[TASK GOAL]:
Everything from the line containing "Type out the text in this image." through the last line of the records below should be printed exactly, please, and nothing else.

═════ INPUT MATERIAL

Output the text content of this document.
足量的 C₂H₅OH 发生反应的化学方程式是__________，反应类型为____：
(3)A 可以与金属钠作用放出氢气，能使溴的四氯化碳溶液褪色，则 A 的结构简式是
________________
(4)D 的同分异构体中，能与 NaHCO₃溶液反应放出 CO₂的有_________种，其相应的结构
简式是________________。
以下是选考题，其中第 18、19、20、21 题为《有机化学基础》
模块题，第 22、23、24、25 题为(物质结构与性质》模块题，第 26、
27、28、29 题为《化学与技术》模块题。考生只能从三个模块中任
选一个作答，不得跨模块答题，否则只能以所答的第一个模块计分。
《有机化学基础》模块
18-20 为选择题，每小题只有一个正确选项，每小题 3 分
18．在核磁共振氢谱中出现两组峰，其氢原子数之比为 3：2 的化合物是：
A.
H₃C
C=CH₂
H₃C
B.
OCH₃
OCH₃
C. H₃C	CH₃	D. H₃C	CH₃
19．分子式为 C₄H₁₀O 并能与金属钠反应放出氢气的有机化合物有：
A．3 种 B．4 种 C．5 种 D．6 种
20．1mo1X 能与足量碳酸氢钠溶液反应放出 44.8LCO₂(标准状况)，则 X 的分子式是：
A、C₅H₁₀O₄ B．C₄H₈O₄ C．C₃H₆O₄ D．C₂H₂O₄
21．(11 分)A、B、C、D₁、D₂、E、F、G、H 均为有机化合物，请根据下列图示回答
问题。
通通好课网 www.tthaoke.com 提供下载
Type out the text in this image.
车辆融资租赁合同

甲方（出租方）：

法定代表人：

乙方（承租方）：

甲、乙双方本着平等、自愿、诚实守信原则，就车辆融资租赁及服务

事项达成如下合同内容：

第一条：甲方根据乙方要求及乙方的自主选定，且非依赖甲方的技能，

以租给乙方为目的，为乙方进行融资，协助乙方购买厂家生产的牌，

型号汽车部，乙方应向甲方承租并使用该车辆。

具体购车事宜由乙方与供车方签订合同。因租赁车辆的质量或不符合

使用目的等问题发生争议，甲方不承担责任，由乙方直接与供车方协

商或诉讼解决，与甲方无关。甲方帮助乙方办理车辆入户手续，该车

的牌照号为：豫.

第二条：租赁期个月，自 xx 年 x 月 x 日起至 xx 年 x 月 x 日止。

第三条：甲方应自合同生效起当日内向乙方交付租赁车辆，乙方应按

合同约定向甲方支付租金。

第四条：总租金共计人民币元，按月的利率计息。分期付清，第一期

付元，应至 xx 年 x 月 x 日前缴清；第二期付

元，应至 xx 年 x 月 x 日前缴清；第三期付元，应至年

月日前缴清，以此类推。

══════════

[FULL ANSWER]:
Type out the text in this image.
车辆融资租赁合同

甲方（出租方）：

法定代表人：

乙方（承租方）：

甲、乙双方本着平等、自愿、诚实守信原则，就车辆融资租赁及服务

事项达成如下合同内容：

第一条：甲方根据乙方要求及乙方的自主选定，且非依赖甲方的技能，

以租给乙方为目的，为乙方进行融资，协助乙方购买厂家生产的牌，

型号汽车部，乙方应向甲方承租并使用该车辆。

具体购车事宜由乙方与供车方签订合同。因租赁车辆的质量或不符合

使用目的等问题发生争议，甲方不承担责任，由乙方直接与供车方协

商或诉讼解决，与甲方无关。甲方帮助乙方办理车辆入户手续，该车

的牌照号为：豫.

第二条：租赁期个月，自 xx 年 x 月 x 日起至 xx 年 x 月 x 日止。

第三条：甲方应自合同生效起当日内向乙方交付租赁车辆，乙方应按

合同约定向甲方支付租金。

第四条：总租金共计人民币元，按月的利率计息。分期付清，第一期

付元，应至 xx 年 x 月 x 日前缴清；第二期付

元，应至 xx 年 x 月 x 日前缴清；第三期付元，应至年

月日前缴清，以此类推。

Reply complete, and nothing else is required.